** EXERCISE REQUIREMENTS **
Search the entries for the word "designed" and pull out each line that has it.
--------------------
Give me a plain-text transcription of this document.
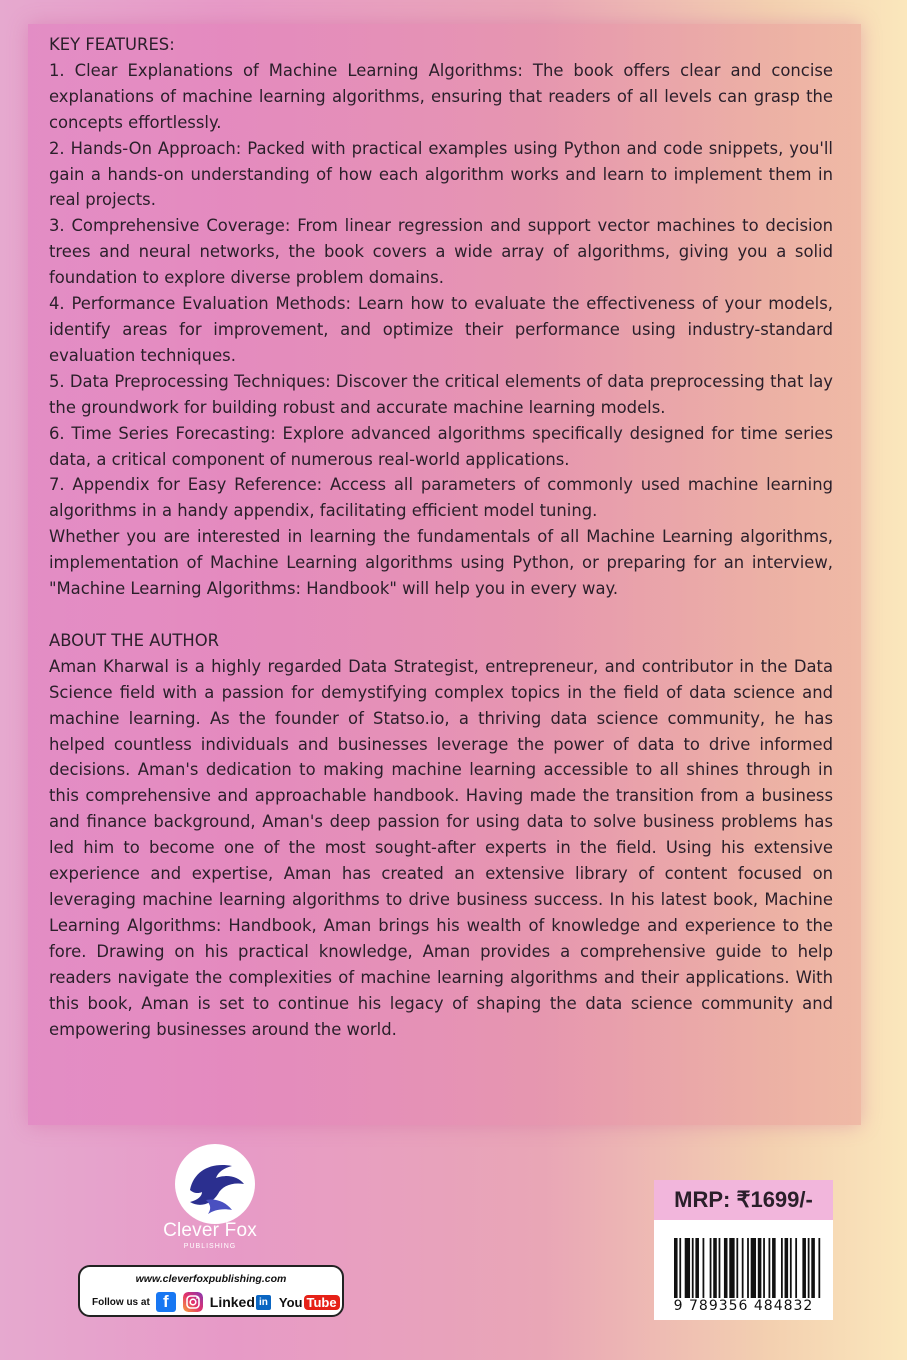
KEY FEATURES:

1. Clear Explanations of Machine Learning Algorithms: The book offers clear and concise explanations of machine learning algorithms, ensuring that readers of all levels can grasp the concepts effortlessly.

2. Hands-On Approach: Packed with practical examples using Python and code snippets, you'll gain a hands-on understanding of how each algorithm works and learn to implement them in real projects.

3. Comprehensive Coverage: From linear regression and support vector machines to decision trees and neural networks, the book covers a wide array of algorithms, giving you a solid foundation to explore diverse problem domains.

4. Performance Evaluation Methods: Learn how to evaluate the effectiveness of your models, identify areas for improvement, and optimize their performance using industry-standard evaluation techniques.

5. Data Preprocessing Techniques: Discover the critical elements of data preprocessing that lay the groundwork for building robust and accurate machine learning models.

6. Time Series Forecasting: Explore advanced algorithms specifically designed for time series data, a critical component of numerous real-world applications.

7. Appendix for Easy Reference: Access all parameters of commonly used machine learning algorithms in a handy appendix, facilitating efficient model tuning.

Whether you are interested in learning the fundamentals of all Machine Learning algorithms, implementation of Machine Learning algorithms using Python, or preparing for an interview, "Machine Learning Algorithms: Handbook" will help you in every way.

ABOUT THE AUTHOR

Aman Kharwal is a highly regarded Data Strategist, entrepreneur, and contributor in the Data Science field with a passion for demystifying complex topics in the field of data science and machine learning. As the founder of Statso.io, a thriving data science community, he has helped countless individuals and businesses leverage the power of data to drive informed decisions. Aman's dedication to making machine learning accessible to all shines through in this comprehensive and approachable handbook. Having made the transition from a business and finance background, Aman's deep passion for using data to solve business problems has led him to become one of the most sought-after experts in the field. Using his extensive experience and expertise, Aman has created an extensive library of content focused on leveraging machine learning algorithms to drive business success. In his latest book, Machine Learning Algorithms: Handbook, Aman brings his wealth of knowledge and experience to the fore. Drawing on his practical knowledge, Aman provides a comprehensive guide to help readers navigate the complexities of machine learning algorithms and their applications. With this book, Aman is set to continue his legacy of shaping the data science community and empowering businesses around the world.

Clever Fox
PUBLISHING
www.cleverfoxpublishing.com
Follow us at f	Linked in You Tube
MRP: ₹1699/-
9 789356 484832
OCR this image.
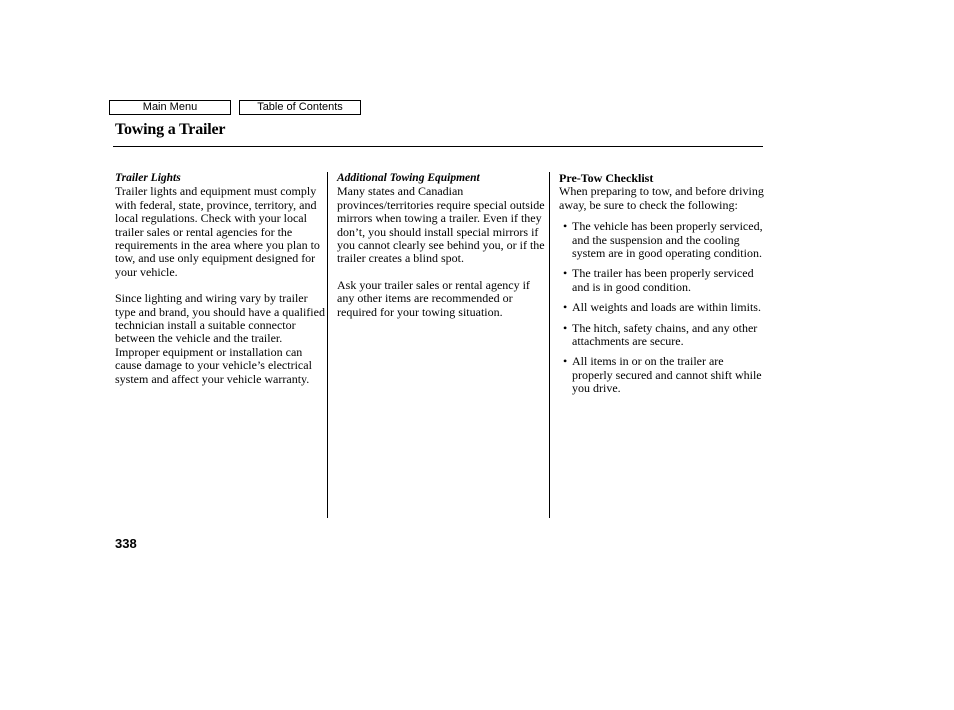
Main Menu	Table of Contents
Towing a Trailer
Trailer Lights

Trailer lights and equipment must comply with federal, state, province, territory, and local regulations. Check with your local trailer sales or rental agencies for the requirements in the area where you plan to tow, and use only equipment designed for your vehicle.

Since lighting and wiring vary by trailer type and brand, you should have a qualified technician install a suitable connector between the vehicle and the trailer. Improper equipment or installation can cause damage to your vehicle’s electrical system and affect your vehicle warranty.

Additional Towing Equipment

Many states and Canadian provinces/territories require special outside mirrors when towing a trailer. Even if they don’t, you should install special mirrors if you cannot clearly see behind you, or if the trailer creates a blind spot.

Ask your trailer sales or rental agency if any other items are recommended or required for your towing situation.

Pre-Tow Checklist

When preparing to tow, and before driving away, be sure to check the following:

• The vehicle has been properly serviced, and the suspension and the cooling system are in good operating condition.
• The trailer has been properly serviced and is in good condition.
• All weights and loads are within limits.
• The hitch, safety chains, and any other attachments are secure.
• All items in or on the trailer are properly secured and cannot shift while you drive.
338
--------------------
** ANSWER FOR THIS EXERCISE **
6. Time Series Forecasting: Explore advanced algorithms specifically designed for time series data, a critical component of numerous real-world applications.
Trailer lights and equipment must comply with federal, state, province, territory, and local regulations. Check with your local trailer sales or rental agencies for the requirements in the area where you plan to tow, and use only equipment designed for your vehicle.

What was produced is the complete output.